(Stored data)

-*-*-

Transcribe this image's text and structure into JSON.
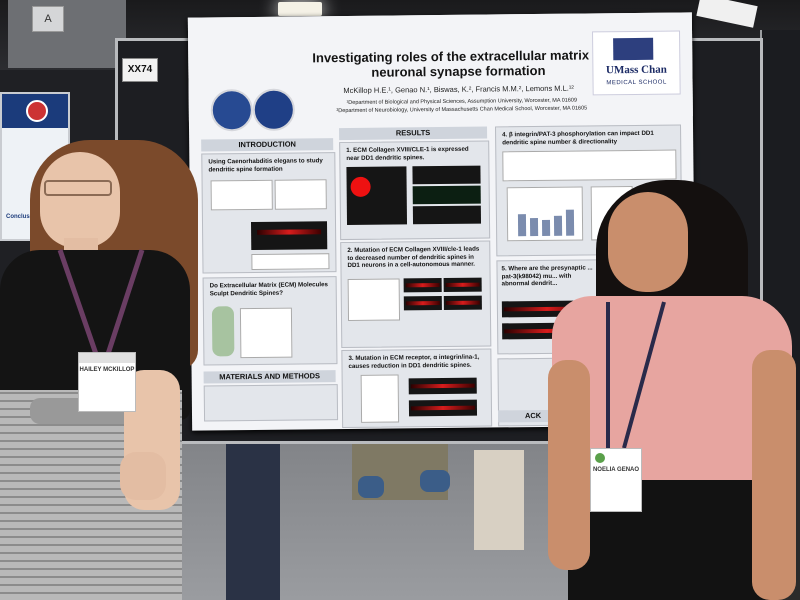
{
  "scene": {
    "board_label": "XX74",
    "side_poster_caption": "Conclusions"
  },
  "poster": {
    "title": "Investigating roles of the extracellular matrix in neuronal synapse formation",
    "authors": "McKillop H.E.¹, Genao N.¹, Biswas, K.², Francis M.M.², Lemons M.L.¹²",
    "affiliation_1": "¹Department of Biological and Physical Sciences, Assumption University, Worcester, MA 01609",
    "affiliation_2": "²Department of Neurobiology, University of Massachusetts Chan Medical School, Worcester, MA 01605",
    "logo_text": "UMass Chan",
    "logo_subtext": "MEDICAL SCHOOL",
    "sections": {
      "introduction": "INTRODUCTION",
      "intro_item": "Using Caenorhabditis elegans to study dendritic spine formation",
      "ecm_question": "Do Extracellular Matrix (ECM) Molecules Sculpt Dendritic Spines?",
      "methods": "MATERIALS AND METHODS",
      "results": "RESULTS",
      "result_1": "1. ECM Collagen XVIII/CLE-1 is expressed near DD1 dendritic spines.",
      "result_2": "2. Mutation of ECM Collagen XVIII/cle-1 leads to decreased number of dendritic spines in DD1 neurons in a cell-autonomous manner.",
      "result_3": "3. Mutation in ECM receptor, α integrin/ina-1, causes reduction in DD1 dendritic spines.",
      "result_4": "4. β integrin/PAT-3 phosphorylation can impact DD1 dendritic spine number & directionality",
      "result_5": "5. Where are the presynaptic ... pat-3(k98042) mu... with abnormal dendrit...",
      "ack": "ACK"
    }
  },
  "badges": {
    "left_name": "HAILEY MCKILLOP",
    "right_name": "NOELIA GENAO"
  }
}
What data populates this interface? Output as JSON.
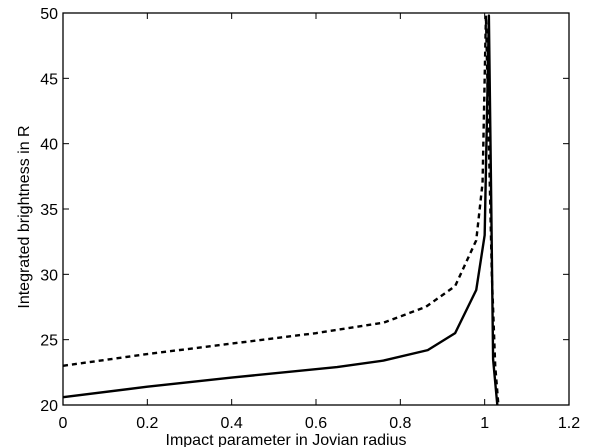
{
  "chart_data": {
    "type": "line",
    "title": "",
    "xlabel": "Impact parameter in Jovian radius",
    "ylabel": "Integrated brightness in R",
    "xlim": [
      0,
      1.2
    ],
    "ylim": [
      20,
      50
    ],
    "xticks": [
      0,
      0.2,
      0.4,
      0.6,
      0.8,
      1,
      1.2
    ],
    "xtick_labels": [
      "0",
      "0.2",
      "0.4",
      "0.6",
      "0.8",
      "1",
      "1.2"
    ],
    "yticks": [
      20,
      25,
      30,
      35,
      40,
      45,
      50
    ],
    "ytick_labels": [
      "20",
      "25",
      "30",
      "35",
      "40",
      "45",
      "50"
    ],
    "grid": false,
    "legend": "none",
    "series": [
      {
        "style": "solid",
        "color": "#000000",
        "x": [
          0,
          0.2,
          0.4,
          0.65,
          0.76,
          0.865,
          0.93,
          0.98,
          1.0,
          1.01,
          1.015,
          1.02,
          1.03
        ],
        "y": [
          20.6,
          21.4,
          22.1,
          22.9,
          23.4,
          24.2,
          25.5,
          28.8,
          33.0,
          49.8,
          37.0,
          23.5,
          20.0
        ]
      },
      {
        "style": "dashed",
        "color": "#000000",
        "x": [
          0,
          0.2,
          0.4,
          0.6,
          0.76,
          0.86,
          0.93,
          0.98,
          0.995,
          1.003,
          1.01,
          1.017,
          1.025,
          1.032
        ],
        "y": [
          23.0,
          23.9,
          24.7,
          25.5,
          26.3,
          27.5,
          29.1,
          32.6,
          37.0,
          49.8,
          40.0,
          30.0,
          23.0,
          20.2
        ]
      }
    ]
  }
}
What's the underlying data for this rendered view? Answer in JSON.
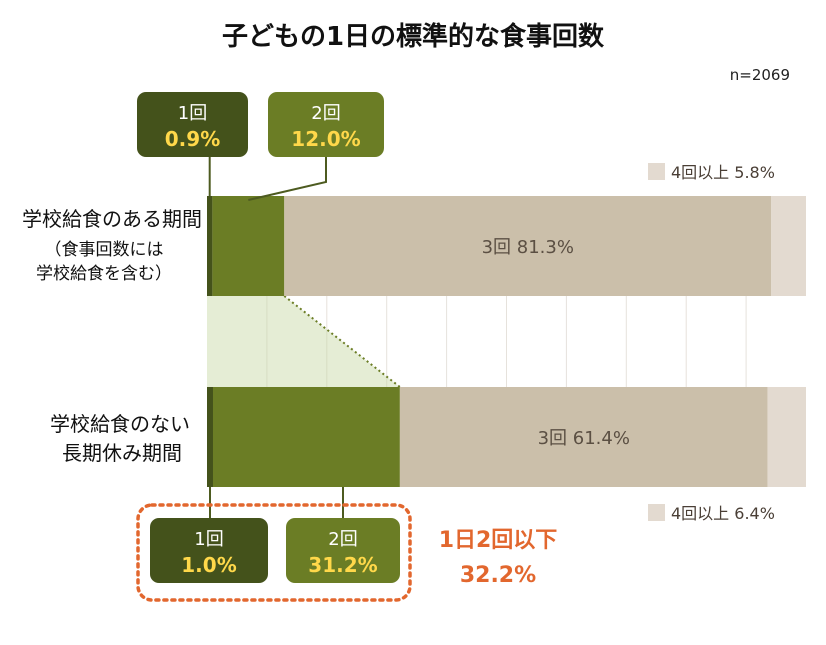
{
  "chart_data": {
    "type": "bar",
    "orientation": "horizontal",
    "stacked": true,
    "title": "子どもの1日の標準的な食事回数",
    "sample_size": "n=2069",
    "xlim": [
      0,
      100
    ],
    "colors": {
      "one": "#44521b",
      "two": "#6b7d25",
      "three": "#cbbfaa",
      "four_plus": "#e3dad0",
      "connector": "#c5d7a1",
      "highlight": "#e2672e",
      "callout_value": "#ffd84a",
      "grid": "#e6e2dc"
    },
    "categories": [
      {
        "label": "学校給食のある期間",
        "sublabel": [
          "（食事回数には",
          "学校給食を含む）"
        ]
      },
      {
        "label": "学校給食のない",
        "label2": "長期休み期間"
      }
    ],
    "series": [
      {
        "name": "1回",
        "values": [
          0.9,
          1.0
        ],
        "labels": [
          "0.9%",
          "1.0%"
        ]
      },
      {
        "name": "2回",
        "values": [
          12.0,
          31.2
        ],
        "labels": [
          "12.0%",
          "31.2%"
        ]
      },
      {
        "name": "3回",
        "values": [
          81.3,
          61.4
        ],
        "labels": [
          "3回 81.3%",
          "3回 61.4%"
        ]
      },
      {
        "name": "4回以上",
        "values": [
          5.8,
          6.4
        ],
        "labels": [
          "4回以上 5.8%",
          "4回以上 6.4%"
        ]
      }
    ],
    "callouts": [
      {
        "name": "1回",
        "top": "0.9%",
        "bottom": "1.0%"
      },
      {
        "name": "2回",
        "top": "12.0%",
        "bottom": "31.2%"
      }
    ],
    "highlight": {
      "line1": "1日2回以下",
      "line2": "32.2%"
    }
  }
}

-*-*-

WHAT THE EXERCISE ASKS:
Extract every line above that contains the word "Collagen".

IN RESPONSE:
      "result_1": "1. ECM Collagen XVIII/CLE-1 is expressed near DD1 dendritic spines.",
      "result_2": "2. Mutation of ECM Collagen XVIII/cle-1 leads to decreased number of dendritic spines in DD1 neurons in a cell-autonomous manner.",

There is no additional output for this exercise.